**WHAT TO WORK ON**
Each record below should be output verbatim, without pictures.

**EXERCISE MATERIALS**
┄┄┄┄┄┄┄┄┄┄
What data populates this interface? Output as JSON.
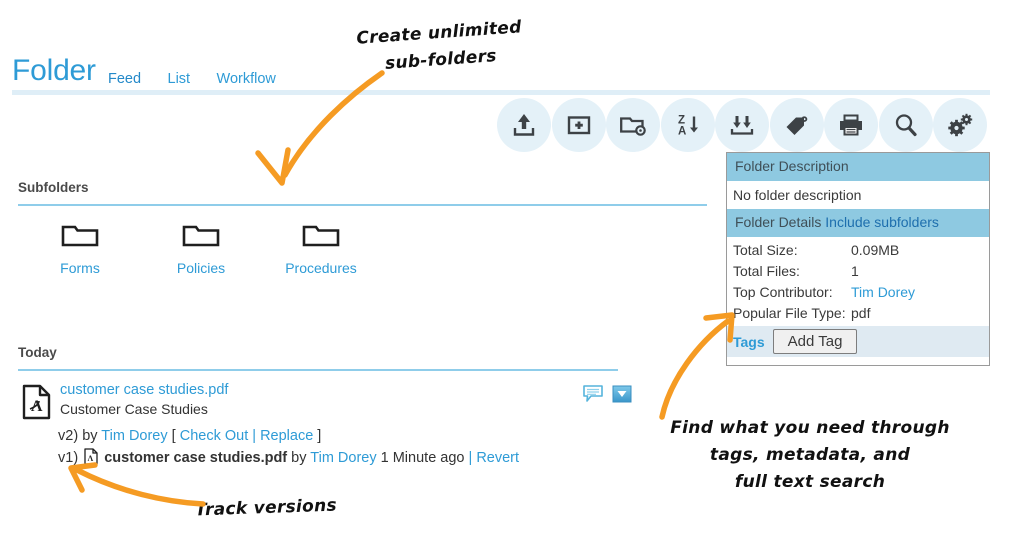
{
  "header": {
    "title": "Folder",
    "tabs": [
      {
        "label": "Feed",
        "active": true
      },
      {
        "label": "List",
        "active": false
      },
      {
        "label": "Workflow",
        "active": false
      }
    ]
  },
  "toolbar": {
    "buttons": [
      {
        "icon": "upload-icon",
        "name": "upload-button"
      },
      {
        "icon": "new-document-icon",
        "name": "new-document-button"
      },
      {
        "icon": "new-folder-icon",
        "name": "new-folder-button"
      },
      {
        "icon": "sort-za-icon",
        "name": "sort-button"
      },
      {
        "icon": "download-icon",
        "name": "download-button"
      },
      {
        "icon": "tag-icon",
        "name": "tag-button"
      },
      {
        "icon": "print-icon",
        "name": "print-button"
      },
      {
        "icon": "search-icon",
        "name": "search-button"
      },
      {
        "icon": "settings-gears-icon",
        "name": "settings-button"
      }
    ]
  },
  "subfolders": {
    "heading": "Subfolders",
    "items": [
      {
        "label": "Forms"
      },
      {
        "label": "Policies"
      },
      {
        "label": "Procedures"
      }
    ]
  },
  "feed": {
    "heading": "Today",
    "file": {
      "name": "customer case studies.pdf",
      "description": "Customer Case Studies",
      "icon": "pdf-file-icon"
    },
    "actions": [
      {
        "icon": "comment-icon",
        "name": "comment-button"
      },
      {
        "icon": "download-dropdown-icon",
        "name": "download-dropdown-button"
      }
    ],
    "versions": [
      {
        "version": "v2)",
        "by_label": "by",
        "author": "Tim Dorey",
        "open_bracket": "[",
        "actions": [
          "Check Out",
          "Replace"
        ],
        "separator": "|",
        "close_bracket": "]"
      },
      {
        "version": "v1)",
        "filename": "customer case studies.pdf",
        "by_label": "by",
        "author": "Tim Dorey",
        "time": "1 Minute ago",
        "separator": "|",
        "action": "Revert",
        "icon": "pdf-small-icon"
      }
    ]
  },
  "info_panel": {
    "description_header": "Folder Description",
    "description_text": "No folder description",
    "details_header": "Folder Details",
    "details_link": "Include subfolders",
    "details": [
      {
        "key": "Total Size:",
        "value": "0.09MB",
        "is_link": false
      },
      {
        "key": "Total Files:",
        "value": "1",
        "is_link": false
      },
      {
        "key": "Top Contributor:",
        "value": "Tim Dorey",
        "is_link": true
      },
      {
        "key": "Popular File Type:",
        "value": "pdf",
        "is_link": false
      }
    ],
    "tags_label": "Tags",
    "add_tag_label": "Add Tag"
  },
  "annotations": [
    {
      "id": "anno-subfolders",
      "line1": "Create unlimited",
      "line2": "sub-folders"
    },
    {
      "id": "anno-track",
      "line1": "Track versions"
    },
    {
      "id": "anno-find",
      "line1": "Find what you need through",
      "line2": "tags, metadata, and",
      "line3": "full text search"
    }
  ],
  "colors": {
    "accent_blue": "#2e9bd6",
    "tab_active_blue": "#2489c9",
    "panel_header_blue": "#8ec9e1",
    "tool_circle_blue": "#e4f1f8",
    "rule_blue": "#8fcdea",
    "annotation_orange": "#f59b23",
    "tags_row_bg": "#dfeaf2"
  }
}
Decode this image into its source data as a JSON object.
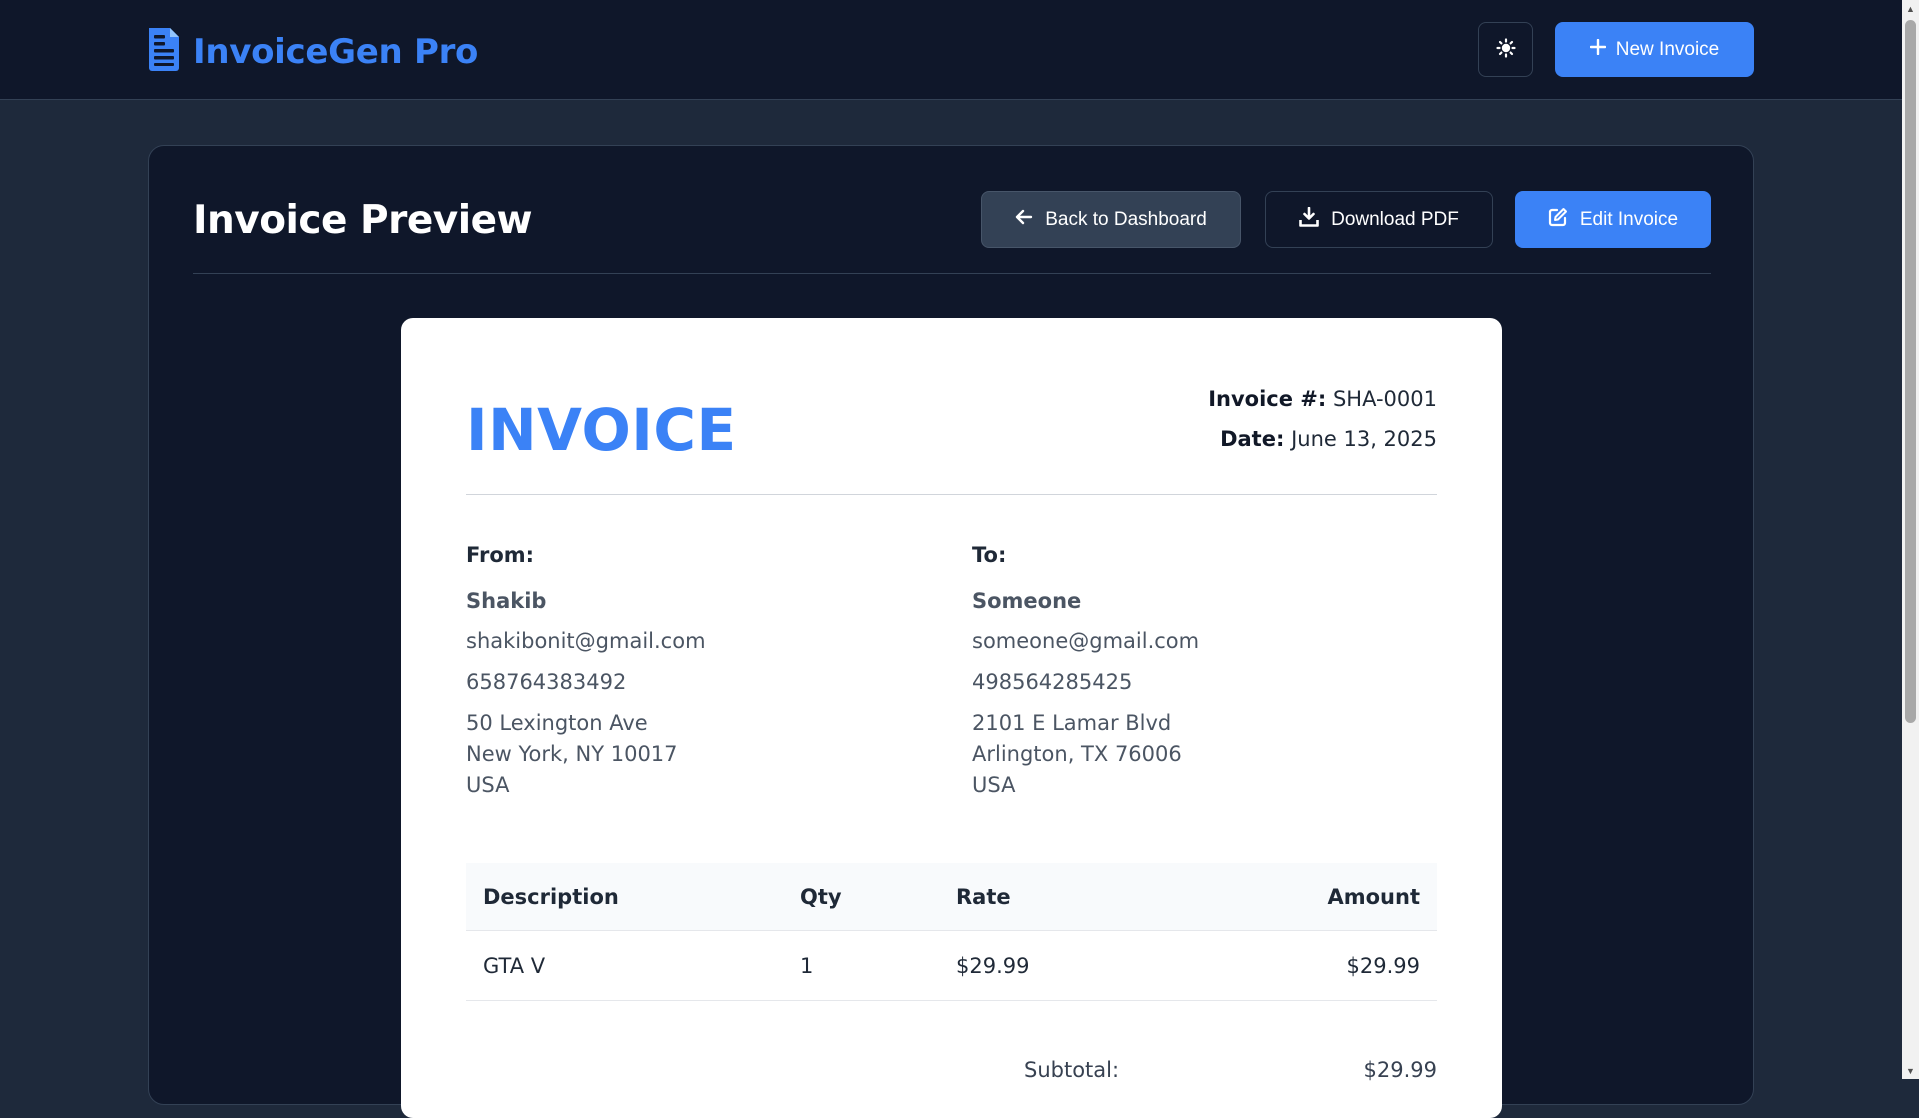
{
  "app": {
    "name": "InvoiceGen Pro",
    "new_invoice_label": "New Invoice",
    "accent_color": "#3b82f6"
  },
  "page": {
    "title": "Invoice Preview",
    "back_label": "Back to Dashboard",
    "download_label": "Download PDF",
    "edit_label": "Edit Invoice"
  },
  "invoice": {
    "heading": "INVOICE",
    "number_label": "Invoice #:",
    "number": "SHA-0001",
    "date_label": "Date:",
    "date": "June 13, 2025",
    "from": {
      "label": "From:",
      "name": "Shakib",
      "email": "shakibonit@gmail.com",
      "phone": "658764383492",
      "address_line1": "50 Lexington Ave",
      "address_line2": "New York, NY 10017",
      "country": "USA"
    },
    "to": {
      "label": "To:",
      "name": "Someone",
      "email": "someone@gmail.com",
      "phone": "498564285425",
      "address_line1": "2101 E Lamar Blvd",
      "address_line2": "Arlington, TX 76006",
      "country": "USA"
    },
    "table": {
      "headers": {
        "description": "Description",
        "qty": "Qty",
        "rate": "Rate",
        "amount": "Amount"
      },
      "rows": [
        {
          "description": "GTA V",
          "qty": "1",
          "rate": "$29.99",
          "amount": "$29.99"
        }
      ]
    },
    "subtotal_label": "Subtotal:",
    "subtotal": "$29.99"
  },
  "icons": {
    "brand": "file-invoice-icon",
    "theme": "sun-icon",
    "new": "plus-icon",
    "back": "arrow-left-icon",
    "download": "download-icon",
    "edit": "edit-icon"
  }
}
┄┄┄┄┄┄┄┄┄┄
**TASK OUTPUT**
What data populates this interface? Output as JSON.
{
  "header": {
    "title": "Folder",
    "tabs": [
      {
        "label": "Feed",
        "active": true
      },
      {
        "label": "List",
        "active": false
      },
      {
        "label": "Workflow",
        "active": false
      }
    ]
  },
  "toolbar": {
    "buttons": [
      {
        "icon": "upload-icon",
        "name": "upload-button"
      },
      {
        "icon": "new-document-icon",
        "name": "new-document-button"
      },
      {
        "icon": "new-folder-icon",
        "name": "new-folder-button"
      },
      {
        "icon": "sort-za-icon",
        "name": "sort-button"
      },
      {
        "icon": "download-icon",
        "name": "download-button"
      },
      {
        "icon": "tag-icon",
        "name": "tag-button"
      },
      {
        "icon": "print-icon",
        "name": "print-button"
      },
      {
        "icon": "search-icon",
        "name": "search-button"
      },
      {
        "icon": "settings-gears-icon",
        "name": "settings-button"
      }
    ]
  },
  "subfolders": {
    "heading": "Subfolders",
    "items": [
      {
        "label": "Forms"
      },
      {
        "label": "Policies"
      },
      {
        "label": "Procedures"
      }
    ]
  },
  "feed": {
    "heading": "Today",
    "file": {
      "name": "customer case studies.pdf",
      "description": "Customer Case Studies",
      "icon": "pdf-file-icon"
    },
    "actions": [
      {
        "icon": "comment-icon",
        "name": "comment-button"
      },
      {
        "icon": "download-dropdown-icon",
        "name": "download-dropdown-button"
      }
    ],
    "versions": [
      {
        "version": "v2)",
        "by_label": "by",
        "author": "Tim Dorey",
        "open_bracket": "[",
        "actions": [
          "Check Out",
          "Replace"
        ],
        "separator": "|",
        "close_bracket": "]"
      },
      {
        "version": "v1)",
        "filename": "customer case studies.pdf",
        "by_label": "by",
        "author": "Tim Dorey",
        "time": "1 Minute ago",
        "separator": "|",
        "action": "Revert",
        "icon": "pdf-small-icon"
      }
    ]
  },
  "info_panel": {
    "description_header": "Folder Description",
    "description_text": "No folder description",
    "details_header": "Folder Details",
    "details_link": "Include subfolders",
    "details": [
      {
        "key": "Total Size:",
        "value": "0.09MB",
        "is_link": false
      },
      {
        "key": "Total Files:",
        "value": "1",
        "is_link": false
      },
      {
        "key": "Top Contributor:",
        "value": "Tim Dorey",
        "is_link": true
      },
      {
        "key": "Popular File Type:",
        "value": "pdf",
        "is_link": false
      }
    ],
    "tags_label": "Tags",
    "add_tag_label": "Add Tag"
  },
  "annotations": [
    {
      "id": "anno-subfolders",
      "line1": "Create unlimited",
      "line2": "sub-folders"
    },
    {
      "id": "anno-track",
      "line1": "Track versions"
    },
    {
      "id": "anno-find",
      "line1": "Find what you need through",
      "line2": "tags, metadata, and",
      "line3": "full text search"
    }
  ],
  "colors": {
    "accent_blue": "#2e9bd6",
    "tab_active_blue": "#2489c9",
    "panel_header_blue": "#8ec9e1",
    "tool_circle_blue": "#e4f1f8",
    "rule_blue": "#8fcdea",
    "annotation_orange": "#f59b23",
    "tags_row_bg": "#dfeaf2"
  }
}
Decode this image into its source data as a JSON object.
{
  "app": {
    "name": "InvoiceGen Pro",
    "new_invoice_label": "New Invoice",
    "accent_color": "#3b82f6"
  },
  "page": {
    "title": "Invoice Preview",
    "back_label": "Back to Dashboard",
    "download_label": "Download PDF",
    "edit_label": "Edit Invoice"
  },
  "invoice": {
    "heading": "INVOICE",
    "number_label": "Invoice #:",
    "number": "SHA-0001",
    "date_label": "Date:",
    "date": "June 13, 2025",
    "from": {
      "label": "From:",
      "name": "Shakib",
      "email": "shakibonit@gmail.com",
      "phone": "658764383492",
      "address_line1": "50 Lexington Ave",
      "address_line2": "New York, NY 10017",
      "country": "USA"
    },
    "to": {
      "label": "To:",
      "name": "Someone",
      "email": "someone@gmail.com",
      "phone": "498564285425",
      "address_line1": "2101 E Lamar Blvd",
      "address_line2": "Arlington, TX 76006",
      "country": "USA"
    },
    "table": {
      "headers": {
        "description": "Description",
        "qty": "Qty",
        "rate": "Rate",
        "amount": "Amount"
      },
      "rows": [
        {
          "description": "GTA V",
          "qty": "1",
          "rate": "$29.99",
          "amount": "$29.99"
        }
      ]
    },
    "subtotal_label": "Subtotal:",
    "subtotal": "$29.99"
  },
  "icons": {
    "brand": "file-invoice-icon",
    "theme": "sun-icon",
    "new": "plus-icon",
    "back": "arrow-left-icon",
    "download": "download-icon",
    "edit": "edit-icon"
  }
}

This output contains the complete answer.